Scan the listing below. Report each line that includes "detail".

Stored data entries
## Begin

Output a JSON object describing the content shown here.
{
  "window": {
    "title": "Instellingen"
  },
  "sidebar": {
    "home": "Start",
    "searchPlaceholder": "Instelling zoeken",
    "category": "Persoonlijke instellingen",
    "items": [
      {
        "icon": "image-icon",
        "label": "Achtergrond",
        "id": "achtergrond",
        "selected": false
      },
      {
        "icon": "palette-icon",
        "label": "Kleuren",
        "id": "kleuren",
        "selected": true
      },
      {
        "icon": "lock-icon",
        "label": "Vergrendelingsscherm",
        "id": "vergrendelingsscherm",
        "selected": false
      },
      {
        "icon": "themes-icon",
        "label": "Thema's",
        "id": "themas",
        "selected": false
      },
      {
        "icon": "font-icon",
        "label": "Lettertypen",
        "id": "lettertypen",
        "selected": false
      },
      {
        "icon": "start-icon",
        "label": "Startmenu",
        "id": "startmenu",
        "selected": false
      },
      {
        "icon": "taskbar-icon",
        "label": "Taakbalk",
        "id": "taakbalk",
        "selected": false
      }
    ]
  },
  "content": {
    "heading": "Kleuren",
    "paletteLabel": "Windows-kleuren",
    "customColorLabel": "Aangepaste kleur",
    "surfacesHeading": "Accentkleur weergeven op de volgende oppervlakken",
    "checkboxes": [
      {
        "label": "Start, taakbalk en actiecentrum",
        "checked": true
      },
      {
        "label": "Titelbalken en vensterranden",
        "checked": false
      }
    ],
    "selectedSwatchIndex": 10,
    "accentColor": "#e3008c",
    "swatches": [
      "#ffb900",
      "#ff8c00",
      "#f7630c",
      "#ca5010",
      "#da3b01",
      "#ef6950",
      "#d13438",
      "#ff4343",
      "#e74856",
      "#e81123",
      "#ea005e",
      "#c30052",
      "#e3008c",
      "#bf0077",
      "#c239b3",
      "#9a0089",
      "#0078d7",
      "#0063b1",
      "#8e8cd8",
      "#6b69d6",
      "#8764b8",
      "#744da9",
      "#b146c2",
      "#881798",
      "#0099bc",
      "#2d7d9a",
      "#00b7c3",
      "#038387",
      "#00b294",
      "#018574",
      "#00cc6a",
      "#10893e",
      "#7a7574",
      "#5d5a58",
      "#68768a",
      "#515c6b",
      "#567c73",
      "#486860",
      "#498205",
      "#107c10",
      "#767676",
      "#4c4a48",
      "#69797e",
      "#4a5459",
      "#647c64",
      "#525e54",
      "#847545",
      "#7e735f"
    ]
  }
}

## End
## Begin

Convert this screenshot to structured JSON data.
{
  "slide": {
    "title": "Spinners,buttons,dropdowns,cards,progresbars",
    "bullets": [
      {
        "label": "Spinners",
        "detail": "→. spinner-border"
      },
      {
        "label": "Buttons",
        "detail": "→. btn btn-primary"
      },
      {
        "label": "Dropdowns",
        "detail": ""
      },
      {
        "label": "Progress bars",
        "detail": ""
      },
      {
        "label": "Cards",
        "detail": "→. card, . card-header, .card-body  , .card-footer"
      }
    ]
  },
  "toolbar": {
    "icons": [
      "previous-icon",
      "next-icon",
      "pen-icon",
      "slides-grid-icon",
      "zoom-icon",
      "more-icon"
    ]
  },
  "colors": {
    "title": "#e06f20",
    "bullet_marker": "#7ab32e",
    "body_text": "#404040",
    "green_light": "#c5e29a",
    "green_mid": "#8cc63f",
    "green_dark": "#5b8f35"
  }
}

## End

▶ **Complete answer**
        "detail": "→. spinner-border"
        "detail": "→. btn btn-primary"
        "detail": ""
        "detail": ""
        "detail": "→. card, . card-header, .card-body  , .card-footer"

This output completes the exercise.